[Listed entries]
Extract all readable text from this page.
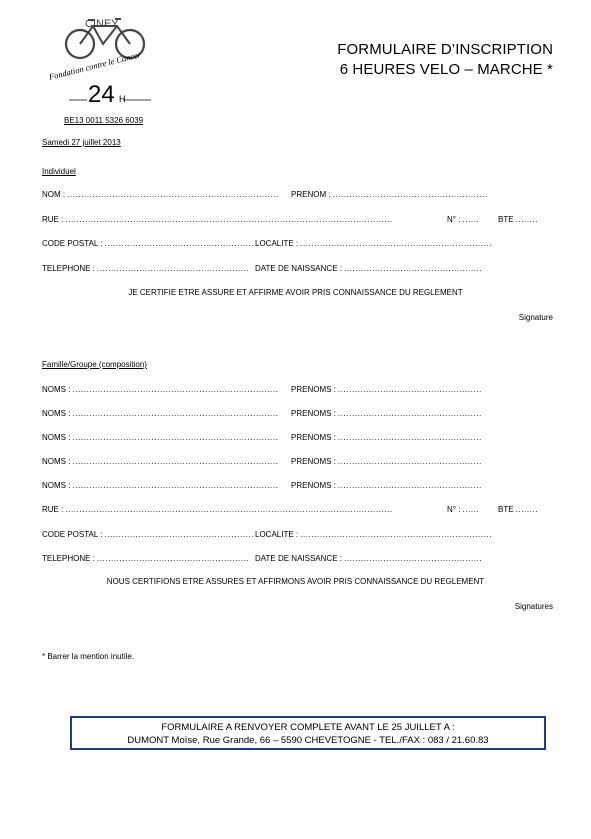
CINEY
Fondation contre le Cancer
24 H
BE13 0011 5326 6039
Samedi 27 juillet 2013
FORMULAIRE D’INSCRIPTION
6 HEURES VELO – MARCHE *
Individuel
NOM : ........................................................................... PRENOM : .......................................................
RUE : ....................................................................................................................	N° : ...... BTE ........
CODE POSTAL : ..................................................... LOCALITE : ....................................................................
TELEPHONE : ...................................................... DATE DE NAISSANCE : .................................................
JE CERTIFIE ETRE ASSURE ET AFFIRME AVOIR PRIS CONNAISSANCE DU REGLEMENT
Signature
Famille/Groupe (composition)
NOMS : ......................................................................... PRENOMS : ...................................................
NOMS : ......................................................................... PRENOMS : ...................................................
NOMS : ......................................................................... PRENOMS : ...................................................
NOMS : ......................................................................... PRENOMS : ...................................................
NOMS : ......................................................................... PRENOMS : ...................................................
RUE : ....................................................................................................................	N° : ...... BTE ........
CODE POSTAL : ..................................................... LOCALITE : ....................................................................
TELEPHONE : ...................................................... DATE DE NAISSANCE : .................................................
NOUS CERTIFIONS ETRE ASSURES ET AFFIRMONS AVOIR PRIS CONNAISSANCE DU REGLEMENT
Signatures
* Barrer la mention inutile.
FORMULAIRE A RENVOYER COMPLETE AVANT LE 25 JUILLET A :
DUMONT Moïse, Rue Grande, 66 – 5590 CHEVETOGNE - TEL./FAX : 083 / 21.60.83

==

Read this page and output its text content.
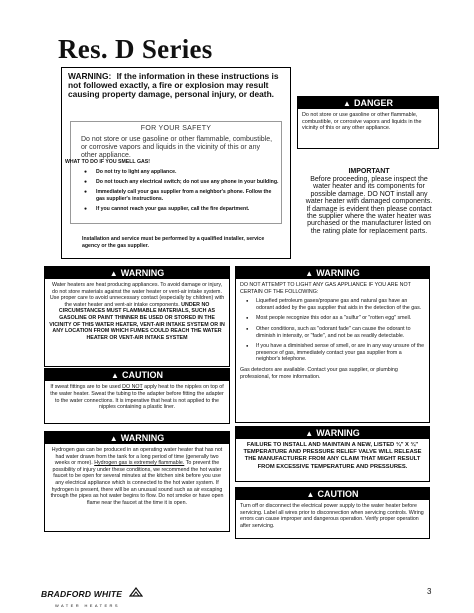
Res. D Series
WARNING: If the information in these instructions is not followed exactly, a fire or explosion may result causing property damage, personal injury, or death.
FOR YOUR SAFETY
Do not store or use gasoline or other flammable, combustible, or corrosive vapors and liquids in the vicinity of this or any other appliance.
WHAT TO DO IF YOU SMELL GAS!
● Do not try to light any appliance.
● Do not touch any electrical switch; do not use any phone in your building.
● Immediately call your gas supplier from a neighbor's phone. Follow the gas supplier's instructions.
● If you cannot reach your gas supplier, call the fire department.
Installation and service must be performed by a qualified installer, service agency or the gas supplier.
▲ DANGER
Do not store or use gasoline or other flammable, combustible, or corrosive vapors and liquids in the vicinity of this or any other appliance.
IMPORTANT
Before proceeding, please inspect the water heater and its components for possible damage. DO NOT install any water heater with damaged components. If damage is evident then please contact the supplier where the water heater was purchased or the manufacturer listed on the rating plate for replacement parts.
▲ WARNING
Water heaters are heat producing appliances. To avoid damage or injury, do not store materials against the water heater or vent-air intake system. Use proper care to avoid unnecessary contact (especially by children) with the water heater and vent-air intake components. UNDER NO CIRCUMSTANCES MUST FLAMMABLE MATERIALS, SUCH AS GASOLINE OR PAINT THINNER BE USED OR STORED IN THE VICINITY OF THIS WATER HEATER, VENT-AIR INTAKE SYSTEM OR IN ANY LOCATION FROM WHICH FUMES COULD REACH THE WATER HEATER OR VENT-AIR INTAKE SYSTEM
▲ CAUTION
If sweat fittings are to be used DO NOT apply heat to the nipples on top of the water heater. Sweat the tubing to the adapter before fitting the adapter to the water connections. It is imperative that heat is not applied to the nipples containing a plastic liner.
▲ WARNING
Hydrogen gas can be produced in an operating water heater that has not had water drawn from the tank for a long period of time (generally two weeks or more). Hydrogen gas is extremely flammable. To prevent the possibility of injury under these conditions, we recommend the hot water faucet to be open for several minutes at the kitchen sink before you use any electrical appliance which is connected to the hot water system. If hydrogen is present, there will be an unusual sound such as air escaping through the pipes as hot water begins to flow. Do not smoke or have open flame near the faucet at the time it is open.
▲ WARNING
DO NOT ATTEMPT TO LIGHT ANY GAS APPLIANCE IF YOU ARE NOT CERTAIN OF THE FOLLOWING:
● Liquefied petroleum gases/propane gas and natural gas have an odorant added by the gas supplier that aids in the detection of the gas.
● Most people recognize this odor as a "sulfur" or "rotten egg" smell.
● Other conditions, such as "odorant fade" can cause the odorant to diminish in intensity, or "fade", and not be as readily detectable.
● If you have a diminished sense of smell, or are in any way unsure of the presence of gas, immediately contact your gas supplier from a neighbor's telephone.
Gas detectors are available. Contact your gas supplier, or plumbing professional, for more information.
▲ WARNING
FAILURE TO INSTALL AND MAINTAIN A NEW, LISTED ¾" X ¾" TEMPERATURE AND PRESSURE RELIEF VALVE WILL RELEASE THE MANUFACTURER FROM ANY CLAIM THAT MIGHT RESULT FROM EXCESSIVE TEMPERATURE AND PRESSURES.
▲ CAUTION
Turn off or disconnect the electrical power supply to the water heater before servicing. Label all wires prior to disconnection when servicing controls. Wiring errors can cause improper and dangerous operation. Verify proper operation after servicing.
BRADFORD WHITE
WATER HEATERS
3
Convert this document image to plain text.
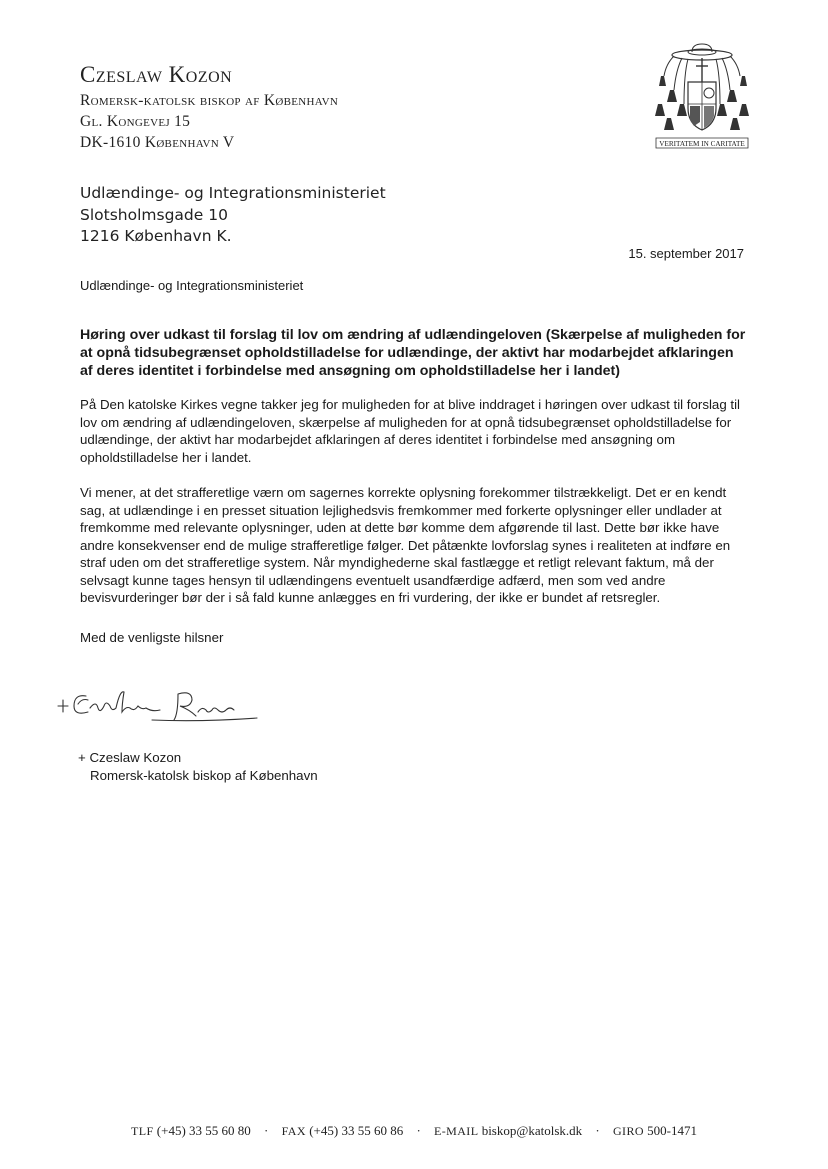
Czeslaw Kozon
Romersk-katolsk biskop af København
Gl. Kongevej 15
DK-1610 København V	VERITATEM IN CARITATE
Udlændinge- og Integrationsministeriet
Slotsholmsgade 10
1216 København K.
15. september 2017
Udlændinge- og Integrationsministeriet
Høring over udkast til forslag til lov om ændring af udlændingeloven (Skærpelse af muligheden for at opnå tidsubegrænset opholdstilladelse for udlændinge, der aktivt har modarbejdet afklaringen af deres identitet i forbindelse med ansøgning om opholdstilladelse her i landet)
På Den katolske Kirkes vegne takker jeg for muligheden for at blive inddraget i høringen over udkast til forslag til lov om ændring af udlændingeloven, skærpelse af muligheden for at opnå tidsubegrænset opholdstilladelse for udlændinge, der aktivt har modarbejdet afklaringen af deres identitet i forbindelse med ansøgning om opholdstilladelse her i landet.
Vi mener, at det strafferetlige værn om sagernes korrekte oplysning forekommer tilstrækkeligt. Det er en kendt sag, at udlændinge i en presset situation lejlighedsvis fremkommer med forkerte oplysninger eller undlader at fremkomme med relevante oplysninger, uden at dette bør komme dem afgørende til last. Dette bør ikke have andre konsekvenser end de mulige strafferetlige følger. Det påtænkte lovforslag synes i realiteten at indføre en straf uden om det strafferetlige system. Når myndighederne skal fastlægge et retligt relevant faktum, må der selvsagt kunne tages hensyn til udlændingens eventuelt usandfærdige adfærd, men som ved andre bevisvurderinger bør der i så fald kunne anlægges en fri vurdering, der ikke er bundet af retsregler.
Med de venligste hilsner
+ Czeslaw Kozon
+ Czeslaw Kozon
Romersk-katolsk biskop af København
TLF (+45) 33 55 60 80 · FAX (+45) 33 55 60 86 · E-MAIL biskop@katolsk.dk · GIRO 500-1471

[Given request]
How many of the lines above hold "København"? Answer with only the number.

[Final result]
4